▶ [The exercise]: Your task is to extract every entry that follows word for word while excluding the pictures.

________________________

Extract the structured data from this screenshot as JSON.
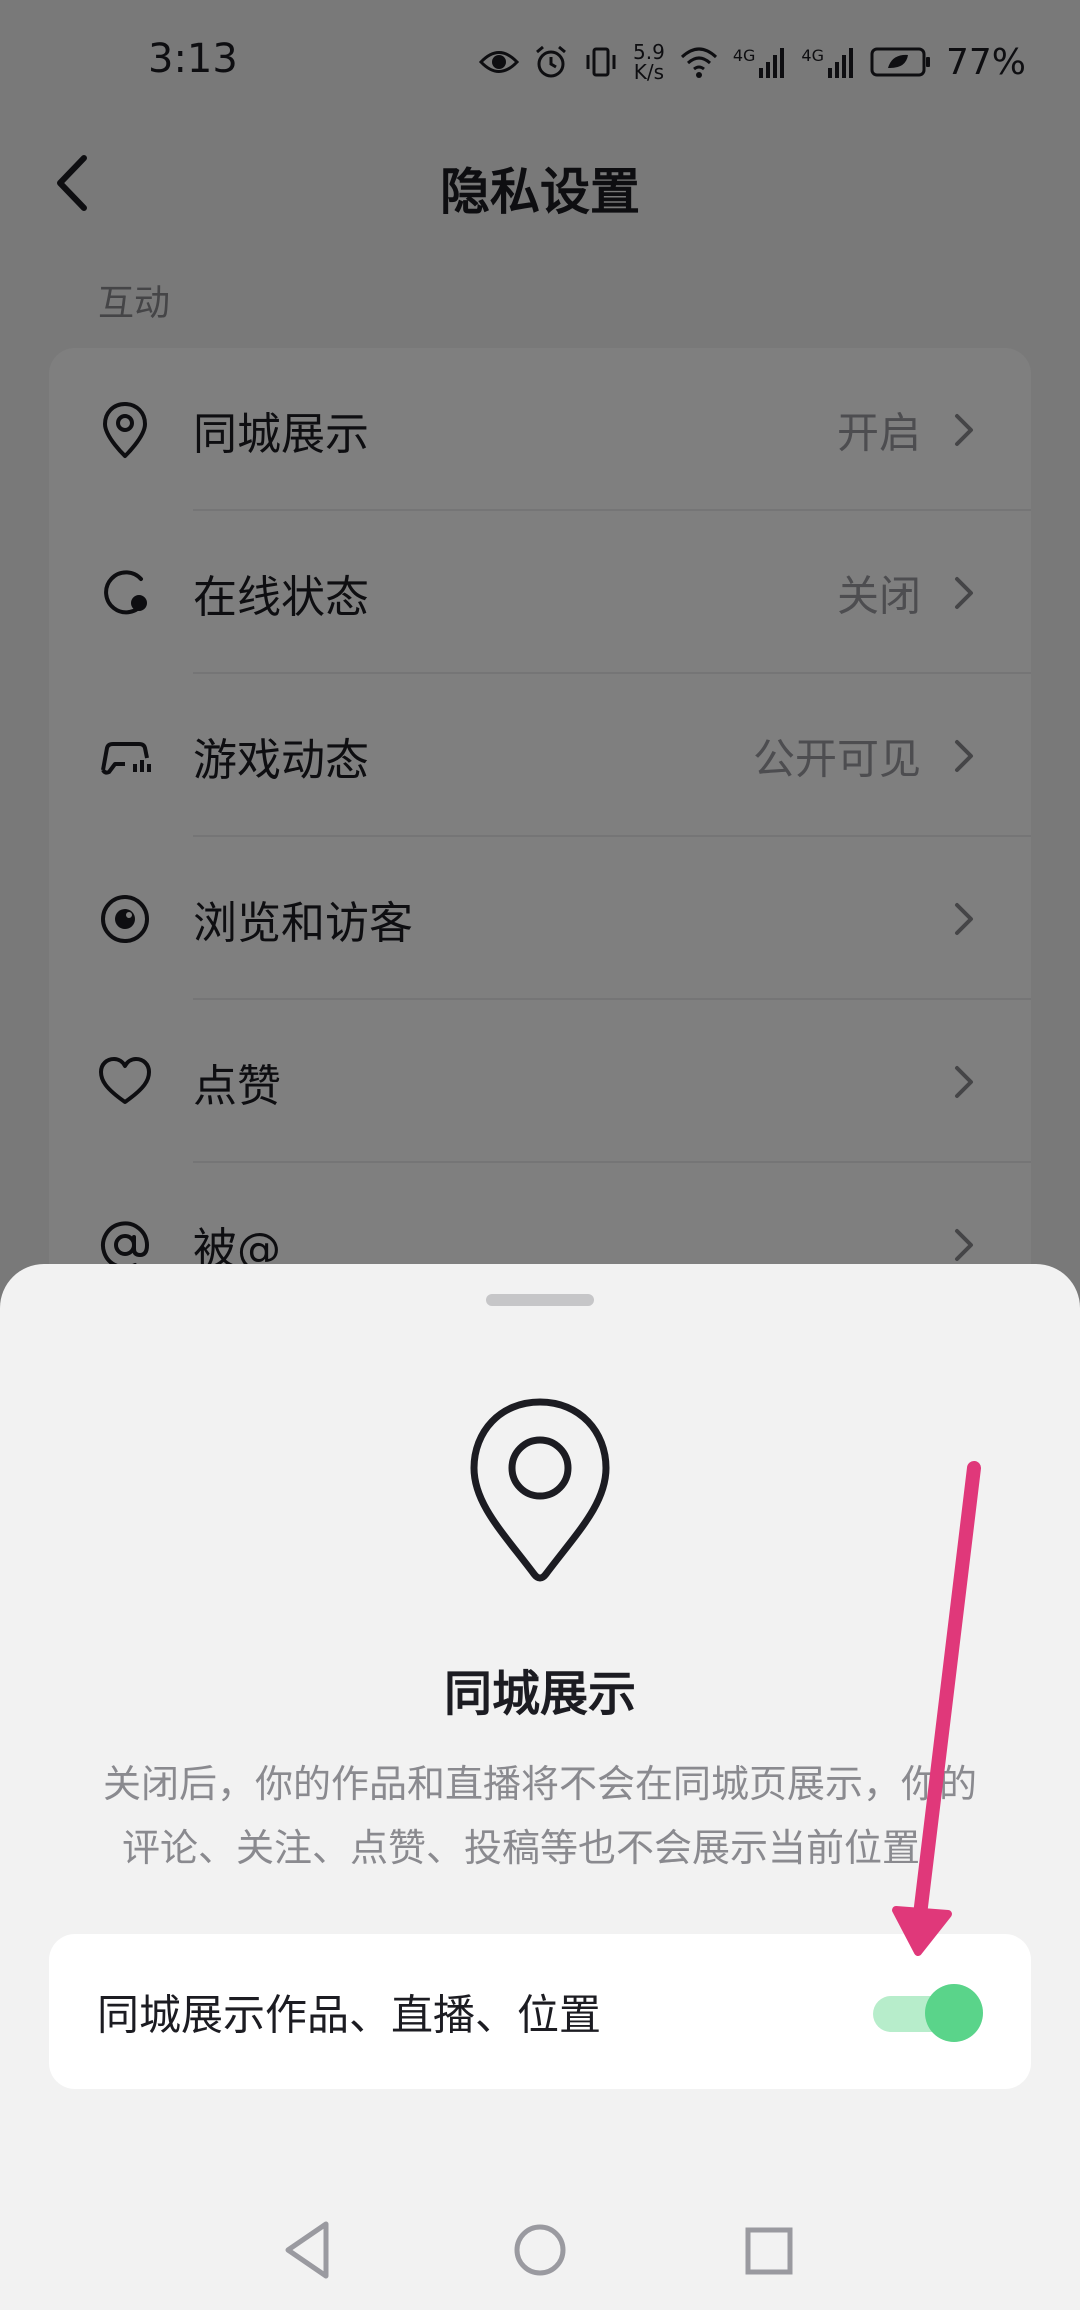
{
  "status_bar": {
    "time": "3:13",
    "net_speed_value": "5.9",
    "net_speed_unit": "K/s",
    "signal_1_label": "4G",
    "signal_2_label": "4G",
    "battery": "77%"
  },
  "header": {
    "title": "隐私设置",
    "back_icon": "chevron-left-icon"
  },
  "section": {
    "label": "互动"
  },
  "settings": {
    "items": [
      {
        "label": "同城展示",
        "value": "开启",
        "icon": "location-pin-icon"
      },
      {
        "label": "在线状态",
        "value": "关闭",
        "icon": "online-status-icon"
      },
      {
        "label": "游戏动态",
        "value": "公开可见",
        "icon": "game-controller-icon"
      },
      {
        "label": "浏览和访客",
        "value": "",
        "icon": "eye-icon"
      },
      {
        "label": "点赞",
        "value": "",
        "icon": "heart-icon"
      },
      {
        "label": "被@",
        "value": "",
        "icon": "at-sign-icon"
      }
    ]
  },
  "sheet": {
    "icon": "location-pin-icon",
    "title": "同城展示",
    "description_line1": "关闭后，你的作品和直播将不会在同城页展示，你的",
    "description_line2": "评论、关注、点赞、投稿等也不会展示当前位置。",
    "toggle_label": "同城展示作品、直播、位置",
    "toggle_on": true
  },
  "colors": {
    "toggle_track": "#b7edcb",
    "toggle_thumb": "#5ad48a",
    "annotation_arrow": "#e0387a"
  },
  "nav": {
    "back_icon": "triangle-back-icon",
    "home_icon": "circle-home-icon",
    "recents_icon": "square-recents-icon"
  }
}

________________________

▶ [Problem solution]:
Extract the structured data from this screenshot as JSON.
{
  "status_bar": {
    "time": "3:13",
    "net_speed_value": "5.9",
    "net_speed_unit": "K/s",
    "signal_1_label": "4G",
    "signal_2_label": "4G",
    "battery": "77%"
  },
  "header": {
    "title": "隐私设置",
    "back_icon": "chevron-left-icon"
  },
  "section": {
    "label": "互动"
  },
  "settings": {
    "items": [
      {
        "label": "同城展示",
        "value": "开启",
        "icon": "location-pin-icon"
      },
      {
        "label": "在线状态",
        "value": "关闭",
        "icon": "online-status-icon"
      },
      {
        "label": "游戏动态",
        "value": "公开可见",
        "icon": "game-controller-icon"
      },
      {
        "label": "浏览和访客",
        "value": "",
        "icon": "eye-icon"
      },
      {
        "label": "点赞",
        "value": "",
        "icon": "heart-icon"
      },
      {
        "label": "被@",
        "value": "",
        "icon": "at-sign-icon"
      }
    ]
  },
  "sheet": {
    "icon": "location-pin-icon",
    "title": "同城展示",
    "description_line1": "关闭后，你的作品和直播将不会在同城页展示，你的",
    "description_line2": "评论、关注、点赞、投稿等也不会展示当前位置。",
    "toggle_label": "同城展示作品、直播、位置",
    "toggle_on": true
  },
  "colors": {
    "toggle_track": "#b7edcb",
    "toggle_thumb": "#5ad48a",
    "annotation_arrow": "#e0387a"
  },
  "nav": {
    "back_icon": "triangle-back-icon",
    "home_icon": "circle-home-icon",
    "recents_icon": "square-recents-icon"
  }
}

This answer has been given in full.